╭─ Information given

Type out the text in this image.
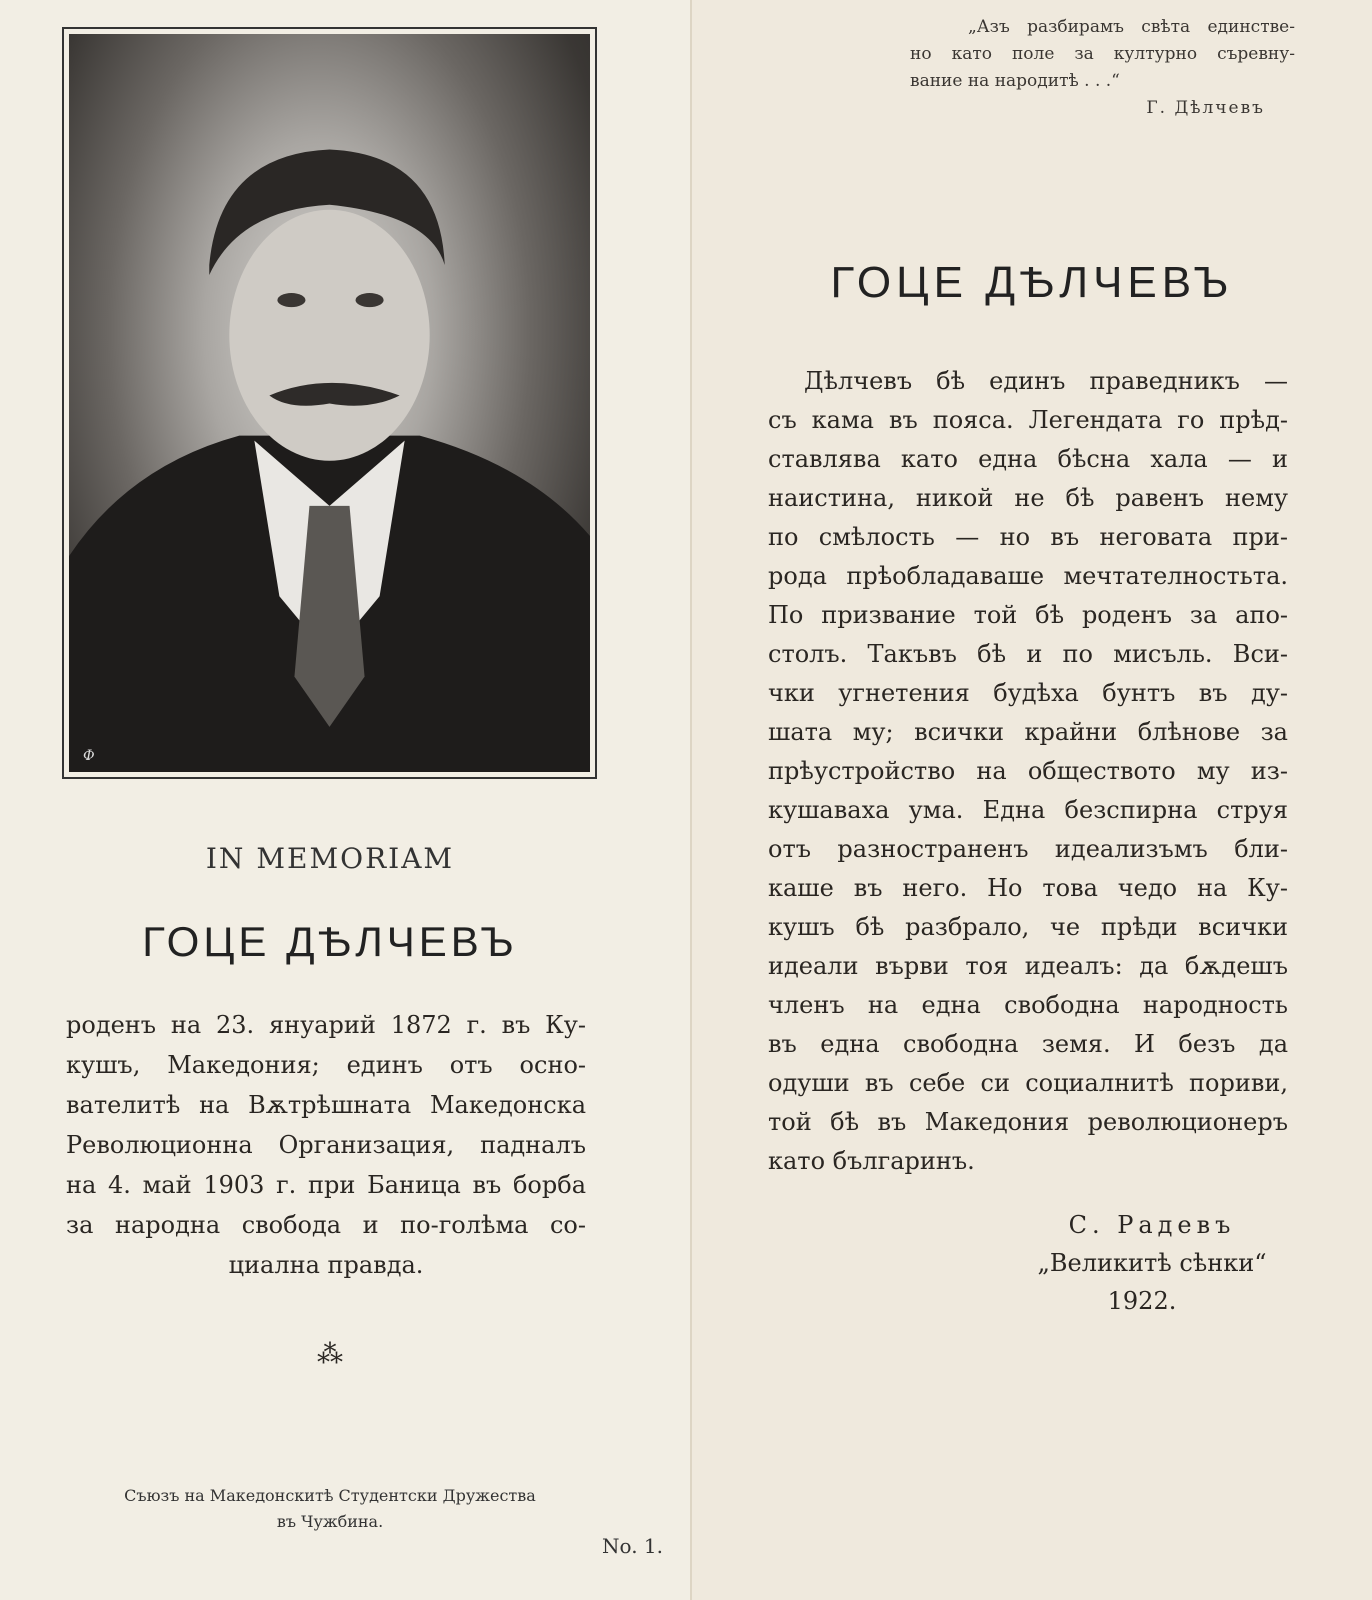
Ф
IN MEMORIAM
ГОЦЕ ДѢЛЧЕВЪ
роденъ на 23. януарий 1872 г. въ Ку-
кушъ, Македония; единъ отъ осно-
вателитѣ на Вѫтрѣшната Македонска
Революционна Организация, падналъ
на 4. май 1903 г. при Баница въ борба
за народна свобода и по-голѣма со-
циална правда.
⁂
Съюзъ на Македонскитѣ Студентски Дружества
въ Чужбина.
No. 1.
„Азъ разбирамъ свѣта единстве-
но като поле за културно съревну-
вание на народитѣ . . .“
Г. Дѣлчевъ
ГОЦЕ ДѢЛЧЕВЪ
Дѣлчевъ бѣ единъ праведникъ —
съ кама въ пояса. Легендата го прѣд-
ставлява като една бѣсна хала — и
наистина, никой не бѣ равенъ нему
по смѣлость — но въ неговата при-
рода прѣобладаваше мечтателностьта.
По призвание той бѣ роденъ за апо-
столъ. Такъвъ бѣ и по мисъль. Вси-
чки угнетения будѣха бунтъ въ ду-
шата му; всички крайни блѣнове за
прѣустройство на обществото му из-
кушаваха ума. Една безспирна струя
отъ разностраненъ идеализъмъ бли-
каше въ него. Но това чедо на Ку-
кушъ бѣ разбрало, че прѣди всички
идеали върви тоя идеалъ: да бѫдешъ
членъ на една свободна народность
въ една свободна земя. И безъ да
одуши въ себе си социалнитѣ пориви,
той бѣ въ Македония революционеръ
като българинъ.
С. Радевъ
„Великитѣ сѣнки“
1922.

╰─

Stated problem: Copy out all lines from the material above that contain the string "свободна".

Result below:
членъ на една свободна народность
въ една свободна земя. И безъ да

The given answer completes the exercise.